> _What to do_: Below is a listing to transcribe in full and exactly; keep the pictures out.
##### Items #####
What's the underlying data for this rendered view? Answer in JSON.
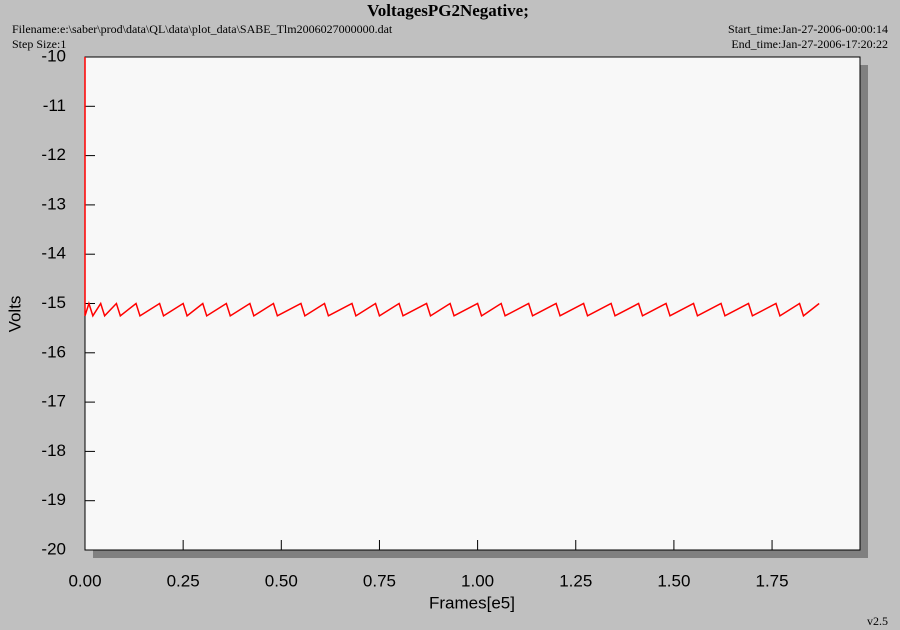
{
  "chart_data": {
    "type": "line",
    "title": "VoltagesPG2Negative;",
    "filename": "Filename:e:\\saber\\prod\\data\\QL\\data\\plot_data\\SABE_Tlm2006027000000.dat",
    "step_size": "Step Size:1",
    "start_time": "Start_time:Jan-27-2006-00:00:14",
    "end_time": "End_time:Jan-27-2006-17:20:22",
    "version": "v2.5",
    "x_label": "Frames[e5]",
    "y_label": "Volts",
    "xlim": [
      0,
      1.974
    ],
    "xticks": [
      {
        "value": 0,
        "label": "0.00"
      },
      0.25,
      {
        "value": 0.5,
        "label": "0.50"
      },
      0.75,
      {
        "value": 1,
        "label": "1.00"
      },
      1.25,
      {
        "value": 1.5,
        "label": "1.50"
      },
      1.75
    ],
    "ylim": [
      -20,
      -10
    ],
    "yticks": [
      -10,
      -11,
      -12,
      -13,
      -14,
      -15,
      -16,
      -17,
      -18,
      -19,
      -20
    ],
    "series": [
      {
        "color": "#ff0000",
        "x": [
          0,
          0,
          0.01,
          0.02,
          0.04,
          0.05,
          0.08,
          0.09,
          0.13,
          0.14,
          0.19,
          0.2,
          0.25,
          0.26,
          0.3,
          0.31,
          0.36,
          0.37,
          0.42,
          0.43,
          0.48,
          0.49,
          0.55,
          0.56,
          0.61,
          0.62,
          0.68,
          0.69,
          0.74,
          0.75,
          0.8,
          0.81,
          0.87,
          0.88,
          0.93,
          0.94,
          1.0,
          1.01,
          1.06,
          1.07,
          1.13,
          1.14,
          1.2,
          1.21,
          1.27,
          1.28,
          1.34,
          1.35,
          1.41,
          1.42,
          1.48,
          1.49,
          1.55,
          1.56,
          1.62,
          1.63,
          1.69,
          1.7,
          1.76,
          1.77,
          1.82,
          1.83,
          1.87
        ],
        "values": [
          -10,
          -15.25,
          -15,
          -15.25,
          -15,
          -15.25,
          -15,
          -15.25,
          -15,
          -15.25,
          -15,
          -15.25,
          -15,
          -15.25,
          -15,
          -15.25,
          -15,
          -15.25,
          -15,
          -15.25,
          -15,
          -15.25,
          -15,
          -15.25,
          -15,
          -15.25,
          -15,
          -15.25,
          -15,
          -15.25,
          -15,
          -15.25,
          -15,
          -15.25,
          -15,
          -15.25,
          -15,
          -15.25,
          -15,
          -15.25,
          -15,
          -15.25,
          -15,
          -15.25,
          -15,
          -15.25,
          -15,
          -15.25,
          -15,
          -15.25,
          -15,
          -15.25,
          -15,
          -15.25,
          -15,
          -15.25,
          -15,
          -15.25,
          -15,
          -15.25,
          -15,
          -15.25,
          -15
        ]
      }
    ]
  }
}
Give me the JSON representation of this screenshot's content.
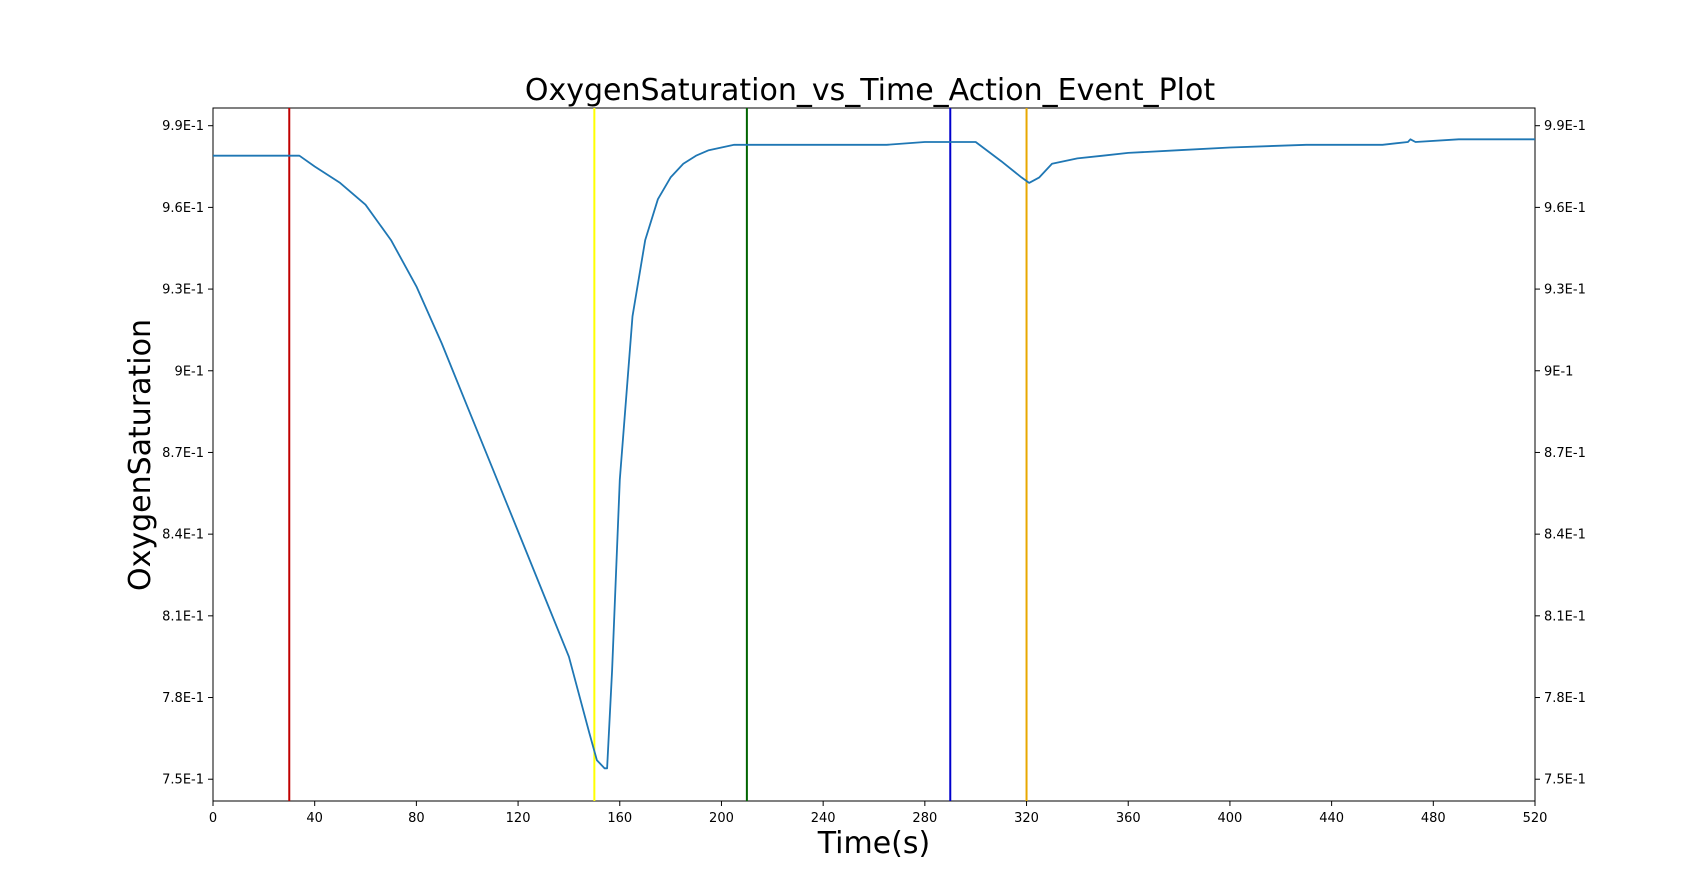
{
  "chart_data": {
    "type": "line",
    "title": "OxygenSaturation_vs_Time_Action_Event_Plot",
    "xlabel": "Time(s)",
    "ylabel": "OxygenSaturation",
    "xlim": [
      0,
      520
    ],
    "ylim": [
      0.742,
      0.9965
    ],
    "x_ticks": [
      0,
      40,
      80,
      120,
      160,
      200,
      240,
      280,
      320,
      360,
      400,
      440,
      480,
      520
    ],
    "x_tick_labels": [
      "0",
      "40",
      "80",
      "120",
      "160",
      "200",
      "240",
      "280",
      "320",
      "360",
      "400",
      "440",
      "480",
      "520"
    ],
    "y_ticks": [
      0.75,
      0.78,
      0.81,
      0.84,
      0.87,
      0.9,
      0.93,
      0.96,
      0.99
    ],
    "y_tick_labels": [
      "7.5E-1",
      "7.8E-1",
      "8.1E-1",
      "8.4E-1",
      "8.7E-1",
      "9E-1",
      "9.3E-1",
      "9.6E-1",
      "9.9E-1"
    ],
    "right_axis_tick_labels": true,
    "grid": false,
    "series": [
      {
        "color": "#1f77b4",
        "x": [
          0,
          30,
          34,
          40,
          50,
          60,
          70,
          80,
          90,
          100,
          110,
          120,
          130,
          140,
          148,
          151,
          154,
          155,
          157,
          160,
          165,
          170,
          175,
          180,
          185,
          190,
          195,
          200,
          205,
          210,
          220,
          234,
          250,
          265,
          280,
          290,
          300,
          310,
          318,
          321,
          325,
          330,
          340,
          350,
          360,
          380,
          400,
          430,
          460,
          470,
          471,
          473,
          490,
          520
        ],
        "y": [
          0.979,
          0.979,
          0.979,
          0.975,
          0.969,
          0.961,
          0.948,
          0.931,
          0.91,
          0.887,
          0.864,
          0.841,
          0.818,
          0.795,
          0.767,
          0.757,
          0.754,
          0.754,
          0.79,
          0.86,
          0.92,
          0.948,
          0.963,
          0.971,
          0.976,
          0.979,
          0.981,
          0.982,
          0.983,
          0.983,
          0.983,
          0.983,
          0.983,
          0.983,
          0.984,
          0.984,
          0.984,
          0.977,
          0.971,
          0.969,
          0.971,
          0.976,
          0.978,
          0.979,
          0.98,
          0.981,
          0.982,
          0.983,
          0.983,
          0.984,
          0.985,
          0.984,
          0.985,
          0.985
        ]
      }
    ],
    "event_lines": [
      {
        "x": 30,
        "color": "#c00000"
      },
      {
        "x": 150,
        "color": "#ffff00"
      },
      {
        "x": 210,
        "color": "#006400"
      },
      {
        "x": 290,
        "color": "#0000cc"
      },
      {
        "x": 320,
        "color": "#e8a800"
      }
    ]
  }
}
#####
> _Reply to the exercise_:
What's the underlying data for this rendered view? Answer in JSON.
{
  "chart_data": {
    "type": "line",
    "title": "VoltagesPG2Negative;",
    "filename": "Filename:e:\\saber\\prod\\data\\QL\\data\\plot_data\\SABE_Tlm2006027000000.dat",
    "step_size": "Step Size:1",
    "start_time": "Start_time:Jan-27-2006-00:00:14",
    "end_time": "End_time:Jan-27-2006-17:20:22",
    "version": "v2.5",
    "x_label": "Frames[e5]",
    "y_label": "Volts",
    "xlim": [
      0,
      1.974
    ],
    "xticks": [
      {
        "value": 0,
        "label": "0.00"
      },
      0.25,
      {
        "value": 0.5,
        "label": "0.50"
      },
      0.75,
      {
        "value": 1,
        "label": "1.00"
      },
      1.25,
      {
        "value": 1.5,
        "label": "1.50"
      },
      1.75
    ],
    "ylim": [
      -20,
      -10
    ],
    "yticks": [
      -10,
      -11,
      -12,
      -13,
      -14,
      -15,
      -16,
      -17,
      -18,
      -19,
      -20
    ],
    "series": [
      {
        "color": "#ff0000",
        "x": [
          0,
          0,
          0.01,
          0.02,
          0.04,
          0.05,
          0.08,
          0.09,
          0.13,
          0.14,
          0.19,
          0.2,
          0.25,
          0.26,
          0.3,
          0.31,
          0.36,
          0.37,
          0.42,
          0.43,
          0.48,
          0.49,
          0.55,
          0.56,
          0.61,
          0.62,
          0.68,
          0.69,
          0.74,
          0.75,
          0.8,
          0.81,
          0.87,
          0.88,
          0.93,
          0.94,
          1.0,
          1.01,
          1.06,
          1.07,
          1.13,
          1.14,
          1.2,
          1.21,
          1.27,
          1.28,
          1.34,
          1.35,
          1.41,
          1.42,
          1.48,
          1.49,
          1.55,
          1.56,
          1.62,
          1.63,
          1.69,
          1.7,
          1.76,
          1.77,
          1.82,
          1.83,
          1.87
        ],
        "values": [
          -10,
          -15.25,
          -15,
          -15.25,
          -15,
          -15.25,
          -15,
          -15.25,
          -15,
          -15.25,
          -15,
          -15.25,
          -15,
          -15.25,
          -15,
          -15.25,
          -15,
          -15.25,
          -15,
          -15.25,
          -15,
          -15.25,
          -15,
          -15.25,
          -15,
          -15.25,
          -15,
          -15.25,
          -15,
          -15.25,
          -15,
          -15.25,
          -15,
          -15.25,
          -15,
          -15.25,
          -15,
          -15.25,
          -15,
          -15.25,
          -15,
          -15.25,
          -15,
          -15.25,
          -15,
          -15.25,
          -15,
          -15.25,
          -15,
          -15.25,
          -15,
          -15.25,
          -15,
          -15.25,
          -15,
          -15.25,
          -15,
          -15.25,
          -15,
          -15.25,
          -15,
          -15.25,
          -15
        ]
      }
    ]
  }
}
Give me the JSON representation of this screenshot's content.
{
  "chart_data": {
    "type": "line",
    "title": "OxygenSaturation_vs_Time_Action_Event_Plot",
    "xlabel": "Time(s)",
    "ylabel": "OxygenSaturation",
    "xlim": [
      0,
      520
    ],
    "ylim": [
      0.742,
      0.9965
    ],
    "x_ticks": [
      0,
      40,
      80,
      120,
      160,
      200,
      240,
      280,
      320,
      360,
      400,
      440,
      480,
      520
    ],
    "x_tick_labels": [
      "0",
      "40",
      "80",
      "120",
      "160",
      "200",
      "240",
      "280",
      "320",
      "360",
      "400",
      "440",
      "480",
      "520"
    ],
    "y_ticks": [
      0.75,
      0.78,
      0.81,
      0.84,
      0.87,
      0.9,
      0.93,
      0.96,
      0.99
    ],
    "y_tick_labels": [
      "7.5E-1",
      "7.8E-1",
      "8.1E-1",
      "8.4E-1",
      "8.7E-1",
      "9E-1",
      "9.3E-1",
      "9.6E-1",
      "9.9E-1"
    ],
    "right_axis_tick_labels": true,
    "grid": false,
    "series": [
      {
        "color": "#1f77b4",
        "x": [
          0,
          30,
          34,
          40,
          50,
          60,
          70,
          80,
          90,
          100,
          110,
          120,
          130,
          140,
          148,
          151,
          154,
          155,
          157,
          160,
          165,
          170,
          175,
          180,
          185,
          190,
          195,
          200,
          205,
          210,
          220,
          234,
          250,
          265,
          280,
          290,
          300,
          310,
          318,
          321,
          325,
          330,
          340,
          350,
          360,
          380,
          400,
          430,
          460,
          470,
          471,
          473,
          490,
          520
        ],
        "y": [
          0.979,
          0.979,
          0.979,
          0.975,
          0.969,
          0.961,
          0.948,
          0.931,
          0.91,
          0.887,
          0.864,
          0.841,
          0.818,
          0.795,
          0.767,
          0.757,
          0.754,
          0.754,
          0.79,
          0.86,
          0.92,
          0.948,
          0.963,
          0.971,
          0.976,
          0.979,
          0.981,
          0.982,
          0.983,
          0.983,
          0.983,
          0.983,
          0.983,
          0.983,
          0.984,
          0.984,
          0.984,
          0.977,
          0.971,
          0.969,
          0.971,
          0.976,
          0.978,
          0.979,
          0.98,
          0.981,
          0.982,
          0.983,
          0.983,
          0.984,
          0.985,
          0.984,
          0.985,
          0.985
        ]
      }
    ],
    "event_lines": [
      {
        "x": 30,
        "color": "#c00000"
      },
      {
        "x": 150,
        "color": "#ffff00"
      },
      {
        "x": 210,
        "color": "#006400"
      },
      {
        "x": 290,
        "color": "#0000cc"
      },
      {
        "x": 320,
        "color": "#e8a800"
      }
    ]
  }
}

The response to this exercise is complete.